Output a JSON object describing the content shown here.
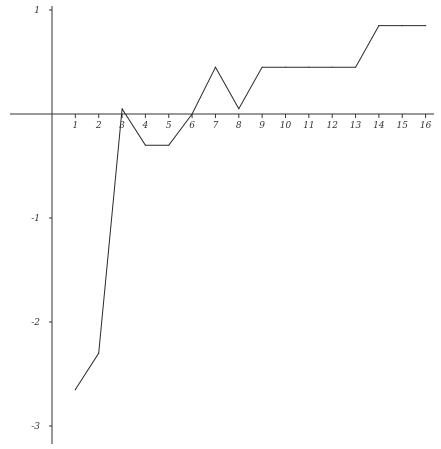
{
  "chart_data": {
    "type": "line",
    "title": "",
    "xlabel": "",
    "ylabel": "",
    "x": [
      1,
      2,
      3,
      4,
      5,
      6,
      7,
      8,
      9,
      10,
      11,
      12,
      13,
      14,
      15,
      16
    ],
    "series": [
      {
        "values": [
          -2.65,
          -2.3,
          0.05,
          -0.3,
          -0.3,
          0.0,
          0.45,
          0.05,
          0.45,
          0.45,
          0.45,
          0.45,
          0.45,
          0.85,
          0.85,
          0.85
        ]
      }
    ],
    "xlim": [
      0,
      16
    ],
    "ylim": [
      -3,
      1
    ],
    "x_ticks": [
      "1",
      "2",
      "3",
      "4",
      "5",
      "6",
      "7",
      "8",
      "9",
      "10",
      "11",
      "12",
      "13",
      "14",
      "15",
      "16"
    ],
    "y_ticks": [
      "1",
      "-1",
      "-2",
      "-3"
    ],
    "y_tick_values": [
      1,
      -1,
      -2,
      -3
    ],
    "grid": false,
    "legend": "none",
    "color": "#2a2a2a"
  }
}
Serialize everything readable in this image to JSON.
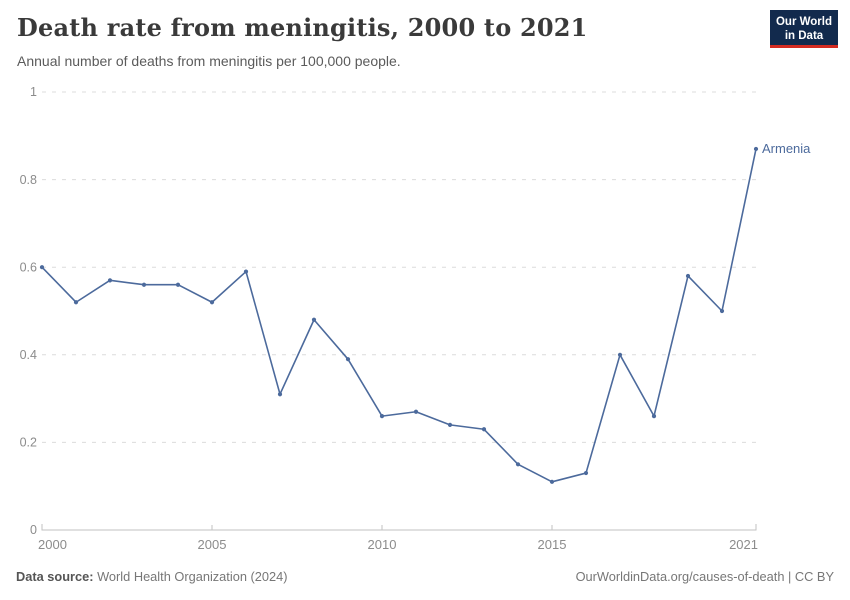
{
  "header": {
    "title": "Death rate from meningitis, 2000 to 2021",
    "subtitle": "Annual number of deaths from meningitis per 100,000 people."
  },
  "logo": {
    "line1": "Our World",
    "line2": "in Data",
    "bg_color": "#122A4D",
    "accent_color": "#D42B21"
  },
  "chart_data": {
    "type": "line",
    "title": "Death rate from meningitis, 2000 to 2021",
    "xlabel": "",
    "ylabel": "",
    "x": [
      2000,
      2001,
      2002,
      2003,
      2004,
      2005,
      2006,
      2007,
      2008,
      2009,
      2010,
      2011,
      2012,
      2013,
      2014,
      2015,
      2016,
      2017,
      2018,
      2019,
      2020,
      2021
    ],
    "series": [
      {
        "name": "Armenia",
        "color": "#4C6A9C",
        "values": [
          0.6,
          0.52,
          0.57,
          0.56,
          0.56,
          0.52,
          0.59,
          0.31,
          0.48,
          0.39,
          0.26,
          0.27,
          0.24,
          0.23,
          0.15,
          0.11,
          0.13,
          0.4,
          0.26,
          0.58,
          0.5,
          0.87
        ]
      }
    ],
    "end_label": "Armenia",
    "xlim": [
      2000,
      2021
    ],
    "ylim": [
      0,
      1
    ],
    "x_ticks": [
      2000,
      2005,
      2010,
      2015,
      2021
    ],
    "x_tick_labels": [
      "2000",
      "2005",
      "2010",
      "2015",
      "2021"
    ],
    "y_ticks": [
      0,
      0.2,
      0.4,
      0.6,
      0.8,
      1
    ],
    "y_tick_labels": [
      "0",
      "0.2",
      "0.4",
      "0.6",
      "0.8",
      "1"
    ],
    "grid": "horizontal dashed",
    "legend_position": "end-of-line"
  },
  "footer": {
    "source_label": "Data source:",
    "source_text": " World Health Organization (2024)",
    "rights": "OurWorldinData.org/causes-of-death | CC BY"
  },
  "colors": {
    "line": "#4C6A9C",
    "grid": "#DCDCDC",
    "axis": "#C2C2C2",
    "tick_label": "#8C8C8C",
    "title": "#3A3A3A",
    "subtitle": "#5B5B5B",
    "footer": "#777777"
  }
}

=======

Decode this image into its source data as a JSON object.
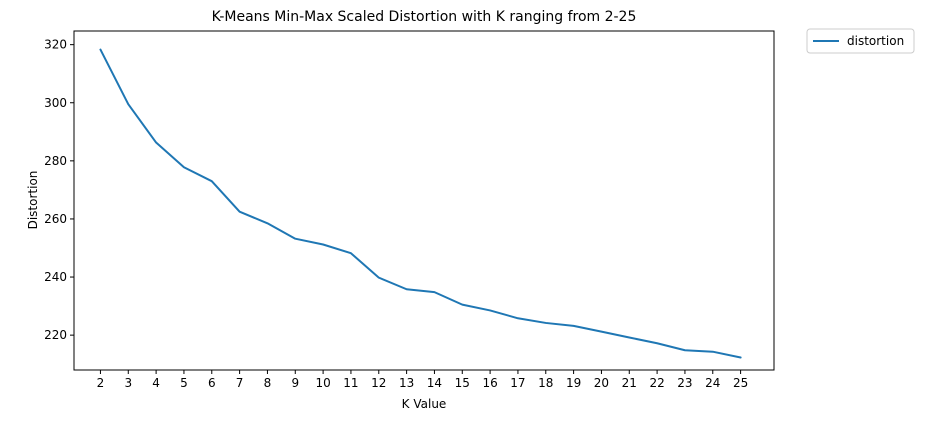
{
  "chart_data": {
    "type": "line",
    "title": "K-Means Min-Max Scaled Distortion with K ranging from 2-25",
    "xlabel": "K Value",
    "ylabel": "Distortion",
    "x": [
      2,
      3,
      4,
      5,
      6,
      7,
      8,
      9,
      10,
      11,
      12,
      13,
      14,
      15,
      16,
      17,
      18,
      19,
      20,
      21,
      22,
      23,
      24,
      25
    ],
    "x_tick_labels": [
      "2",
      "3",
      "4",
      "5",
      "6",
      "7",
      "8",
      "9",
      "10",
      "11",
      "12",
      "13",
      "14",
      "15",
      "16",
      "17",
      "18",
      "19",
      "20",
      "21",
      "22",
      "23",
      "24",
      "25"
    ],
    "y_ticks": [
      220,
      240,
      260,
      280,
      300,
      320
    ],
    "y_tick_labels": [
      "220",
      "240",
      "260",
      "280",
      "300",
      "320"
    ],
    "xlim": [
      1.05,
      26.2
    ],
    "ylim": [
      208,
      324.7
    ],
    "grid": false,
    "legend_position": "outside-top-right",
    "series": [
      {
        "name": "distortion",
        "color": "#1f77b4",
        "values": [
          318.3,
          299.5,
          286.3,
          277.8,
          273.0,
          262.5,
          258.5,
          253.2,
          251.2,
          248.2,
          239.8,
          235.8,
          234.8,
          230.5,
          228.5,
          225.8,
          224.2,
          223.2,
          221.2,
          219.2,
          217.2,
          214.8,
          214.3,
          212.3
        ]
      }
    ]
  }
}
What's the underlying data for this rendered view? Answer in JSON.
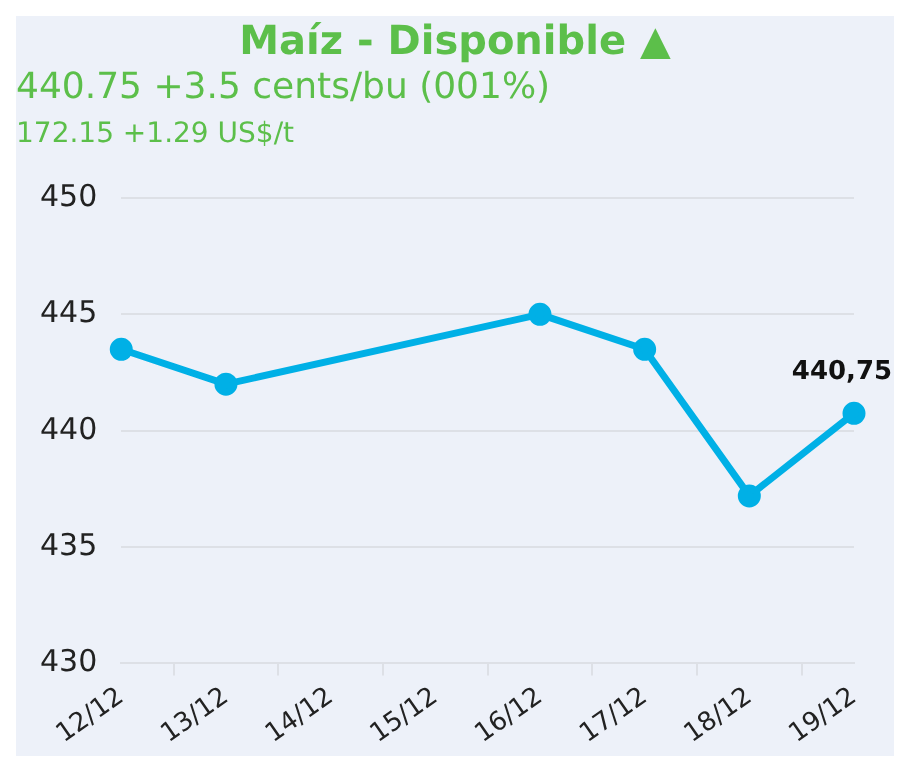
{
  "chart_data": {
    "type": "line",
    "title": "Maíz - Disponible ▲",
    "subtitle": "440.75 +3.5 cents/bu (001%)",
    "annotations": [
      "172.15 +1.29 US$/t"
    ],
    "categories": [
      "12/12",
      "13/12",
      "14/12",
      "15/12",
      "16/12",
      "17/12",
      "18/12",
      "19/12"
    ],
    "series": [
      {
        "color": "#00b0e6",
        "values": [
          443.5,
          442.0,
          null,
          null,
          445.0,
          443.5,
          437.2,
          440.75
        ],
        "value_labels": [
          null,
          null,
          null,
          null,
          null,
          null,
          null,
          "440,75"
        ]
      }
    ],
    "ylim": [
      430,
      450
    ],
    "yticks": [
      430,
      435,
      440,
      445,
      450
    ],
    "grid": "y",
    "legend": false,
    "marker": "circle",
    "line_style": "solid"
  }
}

=======

## TASK DETAILS
Copy every line of the listing containing the string "JSON".

## THE COMPLETED TASK
Output a JSON object describing the content shown here.
Serialize everything readable in this image to JSON.
Decode this image into its source data as a JSON object.
What's the underlying data for this rendered view? Answer in JSON.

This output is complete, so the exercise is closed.